== Exercise brief ==
Copy out all the lines in the records that include the word "JSON".

::::

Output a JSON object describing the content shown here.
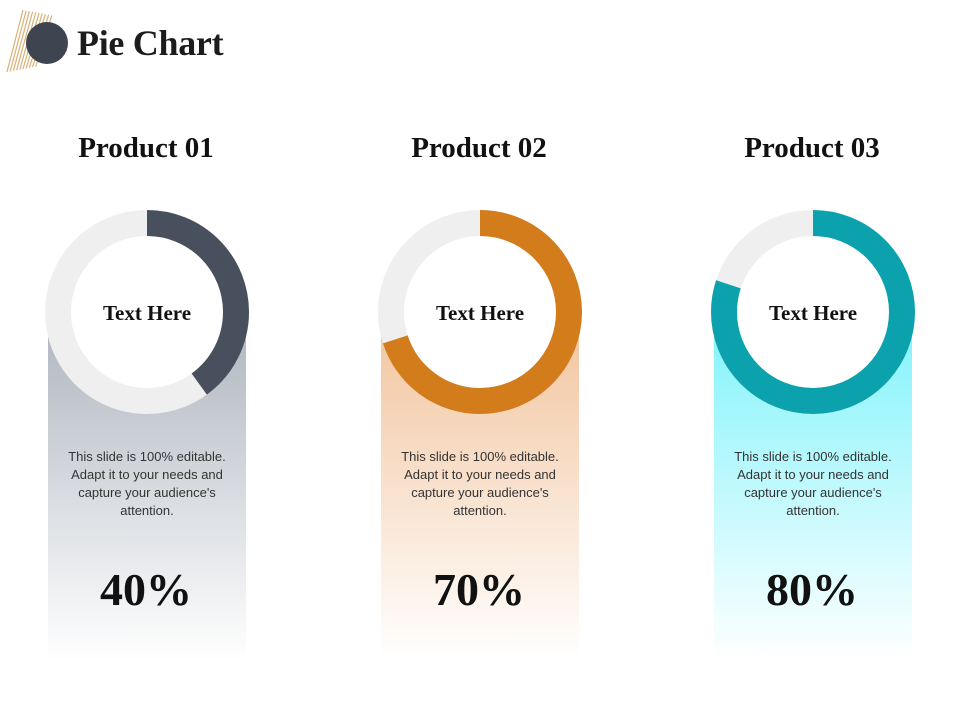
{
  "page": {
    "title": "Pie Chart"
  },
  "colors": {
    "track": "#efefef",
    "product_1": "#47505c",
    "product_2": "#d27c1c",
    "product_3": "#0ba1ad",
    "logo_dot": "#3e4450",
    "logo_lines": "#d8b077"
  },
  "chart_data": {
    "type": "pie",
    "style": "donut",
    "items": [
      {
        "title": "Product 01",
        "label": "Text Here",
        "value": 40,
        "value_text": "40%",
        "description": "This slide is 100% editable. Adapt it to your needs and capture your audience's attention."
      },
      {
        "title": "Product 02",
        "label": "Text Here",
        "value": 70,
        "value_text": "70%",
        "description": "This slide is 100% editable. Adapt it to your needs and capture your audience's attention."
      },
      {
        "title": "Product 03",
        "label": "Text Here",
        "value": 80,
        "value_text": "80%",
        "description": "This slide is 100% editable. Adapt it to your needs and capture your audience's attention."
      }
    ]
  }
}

::::

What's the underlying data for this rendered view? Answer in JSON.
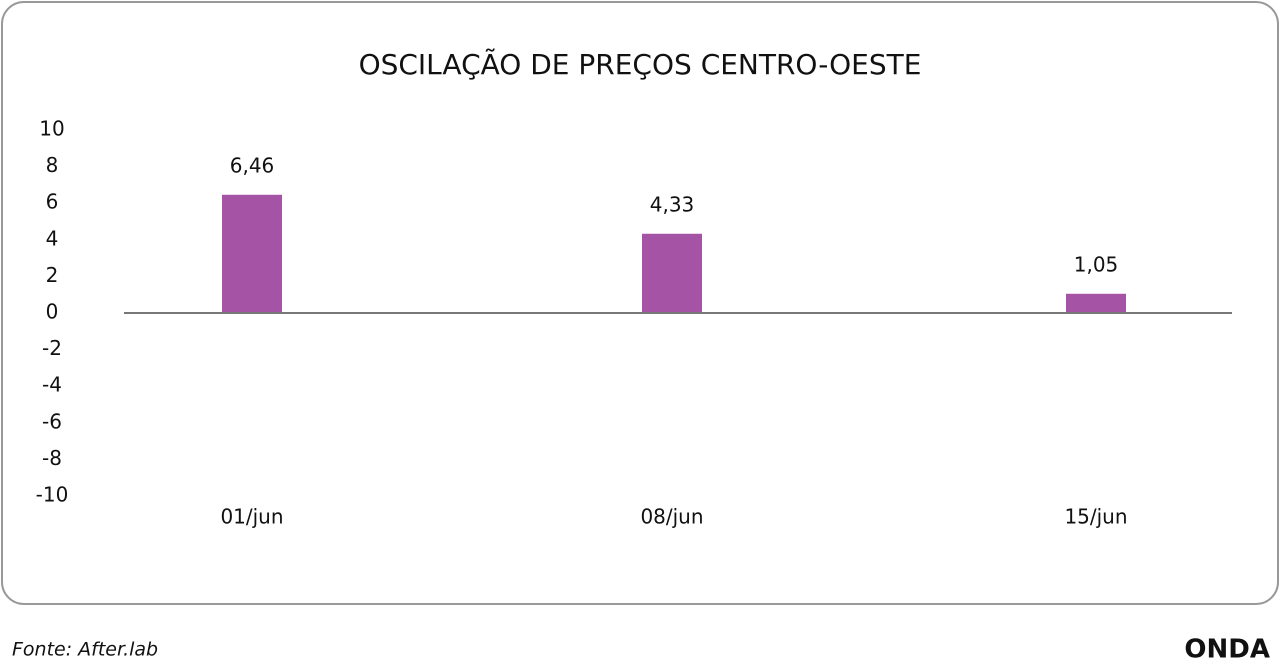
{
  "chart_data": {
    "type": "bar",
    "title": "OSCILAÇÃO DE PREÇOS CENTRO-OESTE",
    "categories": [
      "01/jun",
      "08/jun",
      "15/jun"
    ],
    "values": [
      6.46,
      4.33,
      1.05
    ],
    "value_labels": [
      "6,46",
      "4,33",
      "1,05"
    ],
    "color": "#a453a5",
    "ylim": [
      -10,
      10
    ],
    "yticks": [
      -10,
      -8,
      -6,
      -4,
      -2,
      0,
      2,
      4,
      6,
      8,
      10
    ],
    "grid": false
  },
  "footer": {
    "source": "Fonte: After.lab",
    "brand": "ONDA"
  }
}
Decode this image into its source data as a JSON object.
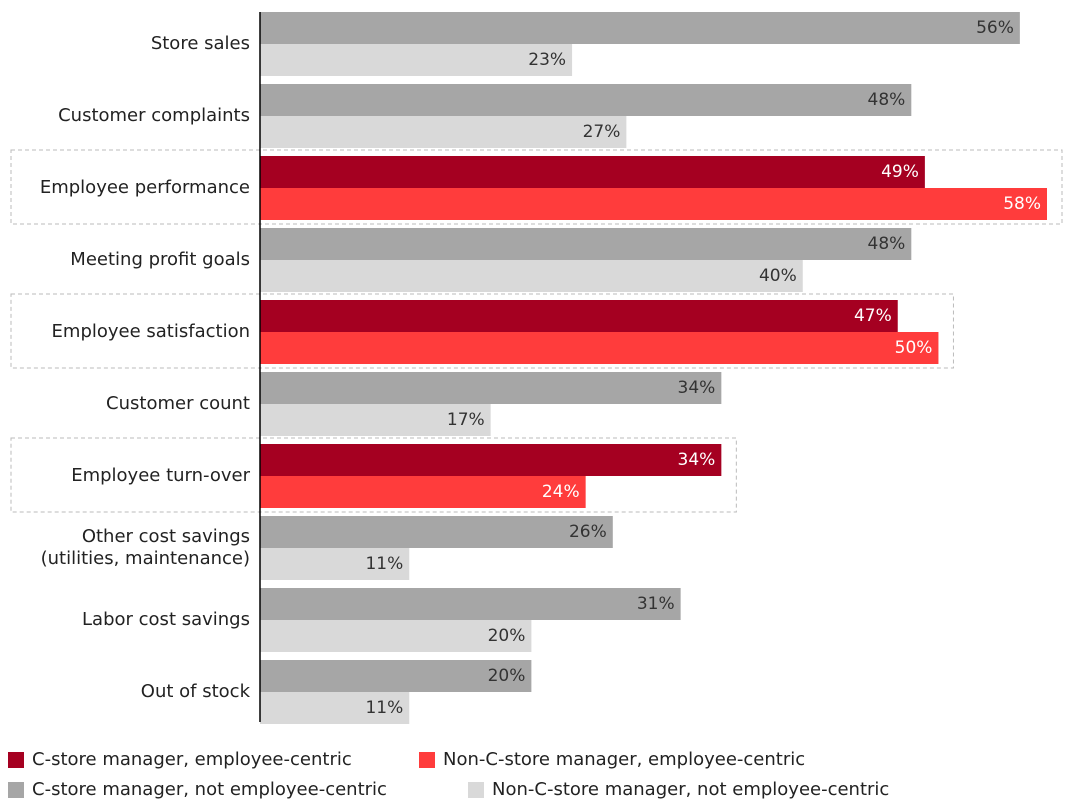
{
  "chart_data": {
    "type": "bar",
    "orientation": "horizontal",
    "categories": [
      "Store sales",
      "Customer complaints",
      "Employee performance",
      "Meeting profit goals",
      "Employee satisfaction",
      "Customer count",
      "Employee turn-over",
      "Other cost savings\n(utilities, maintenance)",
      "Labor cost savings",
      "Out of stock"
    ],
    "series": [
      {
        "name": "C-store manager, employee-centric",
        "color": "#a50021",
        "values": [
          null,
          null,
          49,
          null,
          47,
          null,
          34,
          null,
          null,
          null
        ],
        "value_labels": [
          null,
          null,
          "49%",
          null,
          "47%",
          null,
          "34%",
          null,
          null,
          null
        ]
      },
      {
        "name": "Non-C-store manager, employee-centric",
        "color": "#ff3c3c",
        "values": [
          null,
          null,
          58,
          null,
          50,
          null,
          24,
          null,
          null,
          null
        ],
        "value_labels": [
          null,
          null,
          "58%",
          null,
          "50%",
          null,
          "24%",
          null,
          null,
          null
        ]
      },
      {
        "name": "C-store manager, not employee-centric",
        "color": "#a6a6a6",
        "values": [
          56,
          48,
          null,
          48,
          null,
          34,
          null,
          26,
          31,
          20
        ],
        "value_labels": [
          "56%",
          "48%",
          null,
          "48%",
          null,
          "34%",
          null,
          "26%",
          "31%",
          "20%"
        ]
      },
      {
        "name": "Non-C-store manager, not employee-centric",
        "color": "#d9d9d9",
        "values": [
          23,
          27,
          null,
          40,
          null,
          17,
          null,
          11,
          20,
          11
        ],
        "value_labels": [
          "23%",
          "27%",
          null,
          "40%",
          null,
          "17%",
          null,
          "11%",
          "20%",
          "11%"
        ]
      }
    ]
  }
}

::::

== Answer to the exercise ==
Output a JSON object describing the content shown here.
What's the underlying data for this rendered view? Answer in JSON.
Decode this image into its source data as a JSON object.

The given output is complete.